* [Materials provided]:

========================================

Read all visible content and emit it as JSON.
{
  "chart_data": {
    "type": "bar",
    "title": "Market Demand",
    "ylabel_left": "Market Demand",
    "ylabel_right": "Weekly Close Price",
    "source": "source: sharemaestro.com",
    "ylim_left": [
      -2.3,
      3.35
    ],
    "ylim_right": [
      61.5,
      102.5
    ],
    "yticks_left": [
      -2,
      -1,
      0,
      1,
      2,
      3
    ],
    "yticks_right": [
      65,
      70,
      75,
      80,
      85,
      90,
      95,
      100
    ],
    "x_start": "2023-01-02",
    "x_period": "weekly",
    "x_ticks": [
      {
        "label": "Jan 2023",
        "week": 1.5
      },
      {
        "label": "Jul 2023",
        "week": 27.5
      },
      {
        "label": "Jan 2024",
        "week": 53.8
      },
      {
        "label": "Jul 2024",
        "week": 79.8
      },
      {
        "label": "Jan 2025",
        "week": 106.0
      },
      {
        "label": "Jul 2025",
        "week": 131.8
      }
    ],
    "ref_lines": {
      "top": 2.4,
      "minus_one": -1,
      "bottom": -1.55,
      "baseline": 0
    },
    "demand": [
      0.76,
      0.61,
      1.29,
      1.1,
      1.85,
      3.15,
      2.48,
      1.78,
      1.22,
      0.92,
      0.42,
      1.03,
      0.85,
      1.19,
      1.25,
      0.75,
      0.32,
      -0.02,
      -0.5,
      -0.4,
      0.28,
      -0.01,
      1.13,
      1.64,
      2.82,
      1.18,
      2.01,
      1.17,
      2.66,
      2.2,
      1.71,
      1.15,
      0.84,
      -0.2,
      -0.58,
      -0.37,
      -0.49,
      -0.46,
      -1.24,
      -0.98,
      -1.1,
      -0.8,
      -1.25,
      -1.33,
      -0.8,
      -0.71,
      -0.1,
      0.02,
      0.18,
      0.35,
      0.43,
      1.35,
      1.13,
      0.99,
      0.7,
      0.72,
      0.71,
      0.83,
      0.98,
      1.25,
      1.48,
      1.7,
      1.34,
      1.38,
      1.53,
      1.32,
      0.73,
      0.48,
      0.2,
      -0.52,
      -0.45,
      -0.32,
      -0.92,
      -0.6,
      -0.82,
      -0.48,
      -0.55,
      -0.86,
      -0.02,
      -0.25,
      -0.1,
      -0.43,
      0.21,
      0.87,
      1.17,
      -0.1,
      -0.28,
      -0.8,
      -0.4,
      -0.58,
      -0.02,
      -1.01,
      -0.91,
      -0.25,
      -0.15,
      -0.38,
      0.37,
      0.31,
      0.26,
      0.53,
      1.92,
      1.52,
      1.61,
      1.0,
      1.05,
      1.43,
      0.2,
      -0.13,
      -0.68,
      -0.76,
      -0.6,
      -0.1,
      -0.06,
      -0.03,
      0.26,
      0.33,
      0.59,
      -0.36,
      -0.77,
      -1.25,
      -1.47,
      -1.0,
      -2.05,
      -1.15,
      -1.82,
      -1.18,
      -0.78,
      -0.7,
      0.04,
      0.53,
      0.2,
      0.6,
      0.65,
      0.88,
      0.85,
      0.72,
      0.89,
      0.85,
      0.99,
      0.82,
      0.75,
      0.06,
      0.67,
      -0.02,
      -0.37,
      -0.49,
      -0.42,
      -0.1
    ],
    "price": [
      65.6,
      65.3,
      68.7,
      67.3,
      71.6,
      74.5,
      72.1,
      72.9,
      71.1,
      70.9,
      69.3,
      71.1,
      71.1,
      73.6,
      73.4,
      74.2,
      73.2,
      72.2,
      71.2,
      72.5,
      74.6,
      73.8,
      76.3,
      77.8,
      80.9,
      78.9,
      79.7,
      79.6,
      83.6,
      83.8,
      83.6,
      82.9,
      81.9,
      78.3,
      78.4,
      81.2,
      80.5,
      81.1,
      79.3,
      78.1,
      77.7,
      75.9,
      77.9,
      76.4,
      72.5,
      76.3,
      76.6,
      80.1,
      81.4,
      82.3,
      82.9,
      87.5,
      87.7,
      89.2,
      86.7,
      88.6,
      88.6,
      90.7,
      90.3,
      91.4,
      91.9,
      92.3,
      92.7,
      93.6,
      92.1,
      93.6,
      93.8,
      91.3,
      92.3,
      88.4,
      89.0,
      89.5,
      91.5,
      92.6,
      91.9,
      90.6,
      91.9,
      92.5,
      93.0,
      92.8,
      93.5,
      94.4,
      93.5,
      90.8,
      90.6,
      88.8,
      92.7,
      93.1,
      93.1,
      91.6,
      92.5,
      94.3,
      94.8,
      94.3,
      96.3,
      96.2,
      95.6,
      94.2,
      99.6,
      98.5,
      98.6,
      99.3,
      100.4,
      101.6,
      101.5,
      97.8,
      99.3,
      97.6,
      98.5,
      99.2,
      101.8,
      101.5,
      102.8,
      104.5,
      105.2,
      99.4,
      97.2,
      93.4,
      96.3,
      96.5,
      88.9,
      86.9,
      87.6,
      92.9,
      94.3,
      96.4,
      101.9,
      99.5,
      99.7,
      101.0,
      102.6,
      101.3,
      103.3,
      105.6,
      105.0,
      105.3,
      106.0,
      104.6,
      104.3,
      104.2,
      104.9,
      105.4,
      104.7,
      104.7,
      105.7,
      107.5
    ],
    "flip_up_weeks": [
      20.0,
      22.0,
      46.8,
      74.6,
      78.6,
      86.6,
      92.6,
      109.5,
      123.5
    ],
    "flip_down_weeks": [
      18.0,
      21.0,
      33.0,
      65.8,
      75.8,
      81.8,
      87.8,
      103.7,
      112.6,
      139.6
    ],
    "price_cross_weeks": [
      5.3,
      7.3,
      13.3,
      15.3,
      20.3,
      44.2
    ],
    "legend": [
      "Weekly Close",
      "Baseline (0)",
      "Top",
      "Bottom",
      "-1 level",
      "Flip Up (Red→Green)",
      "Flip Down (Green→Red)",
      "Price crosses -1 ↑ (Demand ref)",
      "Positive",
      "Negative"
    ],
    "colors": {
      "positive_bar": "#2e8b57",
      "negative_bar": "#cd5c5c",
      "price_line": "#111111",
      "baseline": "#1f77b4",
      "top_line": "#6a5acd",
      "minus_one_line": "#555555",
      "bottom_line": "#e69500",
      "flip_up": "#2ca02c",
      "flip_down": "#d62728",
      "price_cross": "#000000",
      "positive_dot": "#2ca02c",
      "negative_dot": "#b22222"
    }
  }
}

========================================

* [Given problem]: Restate the whole listing exactly.

* [Written answer]:
Read all visible content and emit it as JSON.
{
  "chart_data": {
    "type": "bar",
    "title": "Market Demand",
    "ylabel_left": "Market Demand",
    "ylabel_right": "Weekly Close Price",
    "source": "source: sharemaestro.com",
    "ylim_left": [
      -2.3,
      3.35
    ],
    "ylim_right": [
      61.5,
      102.5
    ],
    "yticks_left": [
      -2,
      -1,
      0,
      1,
      2,
      3
    ],
    "yticks_right": [
      65,
      70,
      75,
      80,
      85,
      90,
      95,
      100
    ],
    "x_start": "2023-01-02",
    "x_period": "weekly",
    "x_ticks": [
      {
        "label": "Jan 2023",
        "week": 1.5
      },
      {
        "label": "Jul 2023",
        "week": 27.5
      },
      {
        "label": "Jan 2024",
        "week": 53.8
      },
      {
        "label": "Jul 2024",
        "week": 79.8
      },
      {
        "label": "Jan 2025",
        "week": 106.0
      },
      {
        "label": "Jul 2025",
        "week": 131.8
      }
    ],
    "ref_lines": {
      "top": 2.4,
      "minus_one": -1,
      "bottom": -1.55,
      "baseline": 0
    },
    "demand": [
      0.76,
      0.61,
      1.29,
      1.1,
      1.85,
      3.15,
      2.48,
      1.78,
      1.22,
      0.92,
      0.42,
      1.03,
      0.85,
      1.19,
      1.25,
      0.75,
      0.32,
      -0.02,
      -0.5,
      -0.4,
      0.28,
      -0.01,
      1.13,
      1.64,
      2.82,
      1.18,
      2.01,
      1.17,
      2.66,
      2.2,
      1.71,
      1.15,
      0.84,
      -0.2,
      -0.58,
      -0.37,
      -0.49,
      -0.46,
      -1.24,
      -0.98,
      -1.1,
      -0.8,
      -1.25,
      -1.33,
      -0.8,
      -0.71,
      -0.1,
      0.02,
      0.18,
      0.35,
      0.43,
      1.35,
      1.13,
      0.99,
      0.7,
      0.72,
      0.71,
      0.83,
      0.98,
      1.25,
      1.48,
      1.7,
      1.34,
      1.38,
      1.53,
      1.32,
      0.73,
      0.48,
      0.2,
      -0.52,
      -0.45,
      -0.32,
      -0.92,
      -0.6,
      -0.82,
      -0.48,
      -0.55,
      -0.86,
      -0.02,
      -0.25,
      -0.1,
      -0.43,
      0.21,
      0.87,
      1.17,
      -0.1,
      -0.28,
      -0.8,
      -0.4,
      -0.58,
      -0.02,
      -1.01,
      -0.91,
      -0.25,
      -0.15,
      -0.38,
      0.37,
      0.31,
      0.26,
      0.53,
      1.92,
      1.52,
      1.61,
      1.0,
      1.05,
      1.43,
      0.2,
      -0.13,
      -0.68,
      -0.76,
      -0.6,
      -0.1,
      -0.06,
      -0.03,
      0.26,
      0.33,
      0.59,
      -0.36,
      -0.77,
      -1.25,
      -1.47,
      -1.0,
      -2.05,
      -1.15,
      -1.82,
      -1.18,
      -0.78,
      -0.7,
      0.04,
      0.53,
      0.2,
      0.6,
      0.65,
      0.88,
      0.85,
      0.72,
      0.89,
      0.85,
      0.99,
      0.82,
      0.75,
      0.06,
      0.67,
      -0.02,
      -0.37,
      -0.49,
      -0.42,
      -0.1
    ],
    "price": [
      65.6,
      65.3,
      68.7,
      67.3,
      71.6,
      74.5,
      72.1,
      72.9,
      71.1,
      70.9,
      69.3,
      71.1,
      71.1,
      73.6,
      73.4,
      74.2,
      73.2,
      72.2,
      71.2,
      72.5,
      74.6,
      73.8,
      76.3,
      77.8,
      80.9,
      78.9,
      79.7,
      79.6,
      83.6,
      83.8,
      83.6,
      82.9,
      81.9,
      78.3,
      78.4,
      81.2,
      80.5,
      81.1,
      79.3,
      78.1,
      77.7,
      75.9,
      77.9,
      76.4,
      72.5,
      76.3,
      76.6,
      80.1,
      81.4,
      82.3,
      82.9,
      87.5,
      87.7,
      89.2,
      86.7,
      88.6,
      88.6,
      90.7,
      90.3,
      91.4,
      91.9,
      92.3,
      92.7,
      93.6,
      92.1,
      93.6,
      93.8,
      91.3,
      92.3,
      88.4,
      89.0,
      89.5,
      91.5,
      92.6,
      91.9,
      90.6,
      91.9,
      92.5,
      93.0,
      92.8,
      93.5,
      94.4,
      93.5,
      90.8,
      90.6,
      88.8,
      92.7,
      93.1,
      93.1,
      91.6,
      92.5,
      94.3,
      94.8,
      94.3,
      96.3,
      96.2,
      95.6,
      94.2,
      99.6,
      98.5,
      98.6,
      99.3,
      100.4,
      101.6,
      101.5,
      97.8,
      99.3,
      97.6,
      98.5,
      99.2,
      101.8,
      101.5,
      102.8,
      104.5,
      105.2,
      99.4,
      97.2,
      93.4,
      96.3,
      96.5,
      88.9,
      86.9,
      87.6,
      92.9,
      94.3,
      96.4,
      101.9,
      99.5,
      99.7,
      101.0,
      102.6,
      101.3,
      103.3,
      105.6,
      105.0,
      105.3,
      106.0,
      104.6,
      104.3,
      104.2,
      104.9,
      105.4,
      104.7,
      104.7,
      105.7,
      107.5
    ],
    "flip_up_weeks": [
      20.0,
      22.0,
      46.8,
      74.6,
      78.6,
      86.6,
      92.6,
      109.5,
      123.5
    ],
    "flip_down_weeks": [
      18.0,
      21.0,
      33.0,
      65.8,
      75.8,
      81.8,
      87.8,
      103.7,
      112.6,
      139.6
    ],
    "price_cross_weeks": [
      5.3,
      7.3,
      13.3,
      15.3,
      20.3,
      44.2
    ],
    "legend": [
      "Weekly Close",
      "Baseline (0)",
      "Top",
      "Bottom",
      "-1 level",
      "Flip Up (Red→Green)",
      "Flip Down (Green→Red)",
      "Price crosses -1 ↑ (Demand ref)",
      "Positive",
      "Negative"
    ],
    "colors": {
      "positive_bar": "#2e8b57",
      "negative_bar": "#cd5c5c",
      "price_line": "#111111",
      "baseline": "#1f77b4",
      "top_line": "#6a5acd",
      "minus_one_line": "#555555",
      "bottom_line": "#e69500",
      "flip_up": "#2ca02c",
      "flip_down": "#d62728",
      "price_cross": "#000000",
      "positive_dot": "#2ca02c",
      "negative_dot": "#b22222"
    }
  }
}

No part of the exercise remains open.